#### EXCERPT:
--- BEGIN ---
[M3devel] Windows, Unicode file names

Jay K jay.krell at cornell.edu
Tue Jun 26 02:58:05 CEST 2012


  > http://msdn.microsoft.com/en-us/library/windows/desktop/dd317756%28v=vs.85%29.aspx   
  > 12000utf-32Unicode UTF-32, little endian byte order; available only to   managed applications   
  > 12001utf-32BEUnicode UTF-32, big endian byte order; available only to   managed applications   

Is not useful to us...unless we target .NET instead of native code...

Portable Modula-3 or C it should be.

 - Jay

________________________________
> From: dragisha at m3w.org 
> Date: Tue, 26 Jun 2012 00:55:45 +0200 
> To: jay.krell at cornell.edu 
> CC: m3devel at elegosoft.com 
> Subject: Re: [M3devel] Windows, Unicode file names 
>  
>  
> On Jun 25, 2012, at 11:30 PM, Jay K wrote: 
>  
>   >  Why would you narrow it to 16bit? You need to convert to UTF-16 and  
> make it ready for Windows API calls? 
>  
> Yes. 
>  
>   > WinNLS does that. 
>  
>  
> I doubt that. There is a 32bit to 16bit conversion? 
>  
> http://msdn.microsoft.com/en-us/library/windows/desktop/dd317756%28v=vs.85%29.aspx 
>  
> whatever this means: 
> 12000utf-32Unicode UTF-32, little endian byte order; available only to  
> managed applications 
> 12001utf-32BEUnicode UTF-32, big endian byte order; available only to  
> managed applications 
>  
> Ok, I guess there is. "Surrogate pairs" and all that? 
> Maybe not in WinNLS, but easy enough for us to write, in portable C or  
> Modula-3. :) 
>  
> That too :) 
>  
> Part of Text.i3 perhaps. 
>  
> UTF-32 -> UTF-16? Maybe. 
>  
>  
>  
> So then, I guess I can sign up for WIDECHAR being 32bits across the board. 
>  
>   - Jay 
>  
> ________________________________ 
> Subject: Re: [M3devel] Windows, Unicode file names 
> From: dragisha at m3w.org<mailto:dragisha at m3w.org> 
> Date: Mon, 25 Jun 2012 23:09:37 +0200 
> CC: dabenavidesd at yahoo.es<mailto:dabenavidesd at yahoo.es>;  
> m3devel at elegosoft.com<mailto:m3devel at elegosoft.com> 
> To: jay.krell at cornell.edu<mailto:jay.krell at cornell.edu> 
>  
>  
> On Jun 25, 2012, at 10:17 PM, Jay K wrote: 
>  
> I don't care if WIDECHAR is 16 bits or 32bits, as long as I can convert from 
> TEXT to a flat array of either, and if 32bits, walk the array, checking  
> for > 0xFFFF, throw an exception or return some error if any found,  
> narrow to 16bits, call some "W" function, free the flat array.
--- END ---
#### RECORDS PROVIDED:
--- BEGIN ---
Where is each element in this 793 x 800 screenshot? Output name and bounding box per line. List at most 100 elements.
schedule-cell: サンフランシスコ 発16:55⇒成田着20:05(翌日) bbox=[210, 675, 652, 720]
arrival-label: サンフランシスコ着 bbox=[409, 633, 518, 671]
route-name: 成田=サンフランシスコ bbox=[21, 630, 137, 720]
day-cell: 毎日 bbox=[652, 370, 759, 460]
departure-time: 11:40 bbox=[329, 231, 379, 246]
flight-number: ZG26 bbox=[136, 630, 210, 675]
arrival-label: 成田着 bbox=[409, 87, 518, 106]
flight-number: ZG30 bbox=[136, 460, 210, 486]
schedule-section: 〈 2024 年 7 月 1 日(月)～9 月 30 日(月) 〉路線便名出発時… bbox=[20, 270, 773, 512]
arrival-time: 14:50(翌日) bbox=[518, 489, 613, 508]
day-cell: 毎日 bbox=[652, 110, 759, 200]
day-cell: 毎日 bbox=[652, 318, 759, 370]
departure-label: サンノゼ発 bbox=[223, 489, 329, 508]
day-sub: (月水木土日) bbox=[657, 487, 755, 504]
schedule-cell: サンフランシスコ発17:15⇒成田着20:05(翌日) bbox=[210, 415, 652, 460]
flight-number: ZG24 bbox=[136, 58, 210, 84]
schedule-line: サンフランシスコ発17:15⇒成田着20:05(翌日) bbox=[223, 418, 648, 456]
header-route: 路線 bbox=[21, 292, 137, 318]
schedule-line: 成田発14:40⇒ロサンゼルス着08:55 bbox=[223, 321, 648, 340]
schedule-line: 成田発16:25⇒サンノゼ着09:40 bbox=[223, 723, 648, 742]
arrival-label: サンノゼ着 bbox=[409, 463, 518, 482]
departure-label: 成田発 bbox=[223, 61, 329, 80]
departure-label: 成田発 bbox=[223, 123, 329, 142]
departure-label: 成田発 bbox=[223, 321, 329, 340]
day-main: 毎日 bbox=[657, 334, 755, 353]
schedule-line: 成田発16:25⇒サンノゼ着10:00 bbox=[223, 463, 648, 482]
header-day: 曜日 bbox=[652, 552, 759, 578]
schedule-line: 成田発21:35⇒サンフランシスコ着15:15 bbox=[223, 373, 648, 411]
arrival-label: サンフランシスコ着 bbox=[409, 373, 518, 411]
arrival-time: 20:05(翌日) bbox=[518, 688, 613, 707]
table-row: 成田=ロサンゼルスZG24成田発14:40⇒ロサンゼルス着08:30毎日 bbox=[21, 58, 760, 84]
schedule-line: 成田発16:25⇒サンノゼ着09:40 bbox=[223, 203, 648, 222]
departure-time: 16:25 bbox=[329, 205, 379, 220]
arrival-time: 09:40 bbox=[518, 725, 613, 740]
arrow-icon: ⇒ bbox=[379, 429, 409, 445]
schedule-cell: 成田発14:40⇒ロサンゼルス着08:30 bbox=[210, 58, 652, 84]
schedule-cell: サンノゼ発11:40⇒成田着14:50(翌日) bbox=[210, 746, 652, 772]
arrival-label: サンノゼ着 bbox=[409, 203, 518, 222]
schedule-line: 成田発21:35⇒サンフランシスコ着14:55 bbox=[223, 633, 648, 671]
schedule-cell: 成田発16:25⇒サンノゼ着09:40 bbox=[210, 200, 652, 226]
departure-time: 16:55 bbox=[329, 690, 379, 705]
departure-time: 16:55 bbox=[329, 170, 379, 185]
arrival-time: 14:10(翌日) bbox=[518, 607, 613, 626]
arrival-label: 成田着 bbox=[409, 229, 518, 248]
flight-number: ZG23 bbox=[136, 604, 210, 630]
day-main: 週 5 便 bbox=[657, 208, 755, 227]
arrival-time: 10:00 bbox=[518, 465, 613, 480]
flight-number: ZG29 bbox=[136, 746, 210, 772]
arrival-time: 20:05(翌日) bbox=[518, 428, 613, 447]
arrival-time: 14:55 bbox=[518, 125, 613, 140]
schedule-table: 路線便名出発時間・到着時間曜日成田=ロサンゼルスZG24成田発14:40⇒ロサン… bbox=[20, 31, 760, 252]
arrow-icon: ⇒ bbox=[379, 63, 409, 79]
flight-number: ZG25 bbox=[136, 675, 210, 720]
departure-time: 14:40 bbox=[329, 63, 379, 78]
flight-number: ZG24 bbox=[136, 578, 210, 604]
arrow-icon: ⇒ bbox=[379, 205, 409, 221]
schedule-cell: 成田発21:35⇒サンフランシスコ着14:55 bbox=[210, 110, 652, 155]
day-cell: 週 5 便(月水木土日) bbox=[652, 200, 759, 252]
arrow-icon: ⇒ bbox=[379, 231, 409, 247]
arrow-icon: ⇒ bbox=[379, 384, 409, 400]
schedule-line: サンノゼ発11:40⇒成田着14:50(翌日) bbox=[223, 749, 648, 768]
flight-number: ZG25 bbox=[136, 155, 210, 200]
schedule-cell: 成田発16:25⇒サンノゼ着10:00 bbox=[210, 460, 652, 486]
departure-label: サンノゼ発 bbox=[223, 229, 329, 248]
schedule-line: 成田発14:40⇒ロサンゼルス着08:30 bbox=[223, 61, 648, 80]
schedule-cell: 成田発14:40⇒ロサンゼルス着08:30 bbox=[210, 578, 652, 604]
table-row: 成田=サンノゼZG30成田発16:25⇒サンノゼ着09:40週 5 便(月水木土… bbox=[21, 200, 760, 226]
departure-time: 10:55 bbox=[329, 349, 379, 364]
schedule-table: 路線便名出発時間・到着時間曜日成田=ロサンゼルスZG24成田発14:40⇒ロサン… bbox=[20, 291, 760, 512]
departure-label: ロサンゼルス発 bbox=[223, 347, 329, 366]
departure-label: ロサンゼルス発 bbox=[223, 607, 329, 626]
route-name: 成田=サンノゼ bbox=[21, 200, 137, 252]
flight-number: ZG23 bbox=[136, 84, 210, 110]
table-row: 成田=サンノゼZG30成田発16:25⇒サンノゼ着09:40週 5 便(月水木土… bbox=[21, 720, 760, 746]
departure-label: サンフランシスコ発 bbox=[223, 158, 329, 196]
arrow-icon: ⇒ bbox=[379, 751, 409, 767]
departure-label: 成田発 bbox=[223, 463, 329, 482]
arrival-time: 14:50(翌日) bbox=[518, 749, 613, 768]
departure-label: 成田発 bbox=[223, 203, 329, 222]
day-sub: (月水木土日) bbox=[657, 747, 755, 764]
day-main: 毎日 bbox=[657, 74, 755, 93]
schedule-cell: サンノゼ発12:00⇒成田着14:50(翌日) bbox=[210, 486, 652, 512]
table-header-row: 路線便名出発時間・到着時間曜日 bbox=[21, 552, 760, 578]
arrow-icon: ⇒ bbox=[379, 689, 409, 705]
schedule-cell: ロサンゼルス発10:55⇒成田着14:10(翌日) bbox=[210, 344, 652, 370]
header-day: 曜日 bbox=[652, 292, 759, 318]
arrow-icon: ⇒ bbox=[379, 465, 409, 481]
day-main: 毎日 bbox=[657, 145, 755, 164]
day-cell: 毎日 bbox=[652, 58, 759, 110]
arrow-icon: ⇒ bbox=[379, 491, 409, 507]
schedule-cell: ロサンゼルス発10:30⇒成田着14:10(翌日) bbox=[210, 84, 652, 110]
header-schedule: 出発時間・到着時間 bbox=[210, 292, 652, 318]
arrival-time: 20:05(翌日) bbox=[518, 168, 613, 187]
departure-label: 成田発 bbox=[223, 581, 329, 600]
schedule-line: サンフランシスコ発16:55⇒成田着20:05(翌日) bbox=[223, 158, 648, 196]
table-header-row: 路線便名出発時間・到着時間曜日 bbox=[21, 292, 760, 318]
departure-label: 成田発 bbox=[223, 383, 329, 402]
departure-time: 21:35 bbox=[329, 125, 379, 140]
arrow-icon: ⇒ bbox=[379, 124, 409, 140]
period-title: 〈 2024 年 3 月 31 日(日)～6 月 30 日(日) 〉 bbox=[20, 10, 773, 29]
--- END ---
#### REQUIRED WORK:
Reproduce the passage of the Unicode file names thread between "Jay K jay.krell" and "of native code...", inclusive. Answer from the thread alone and ignore the records.

#### COMPLETE RESPONSE:
Jay K jay.krell at cornell.edu
Tue Jun 26 02:58:05 CEST 2012


  > http://msdn.microsoft.com/en-us/library/windows/desktop/dd317756%28v=vs.85%29.aspx   
  > 12000utf-32Unicode UTF-32, little endian byte order; available only to   managed applications   
  > 12001utf-32BEUnicode UTF-32, big endian byte order; available only to   managed applications   

Is not useful to us...unless we target .NET instead of native code...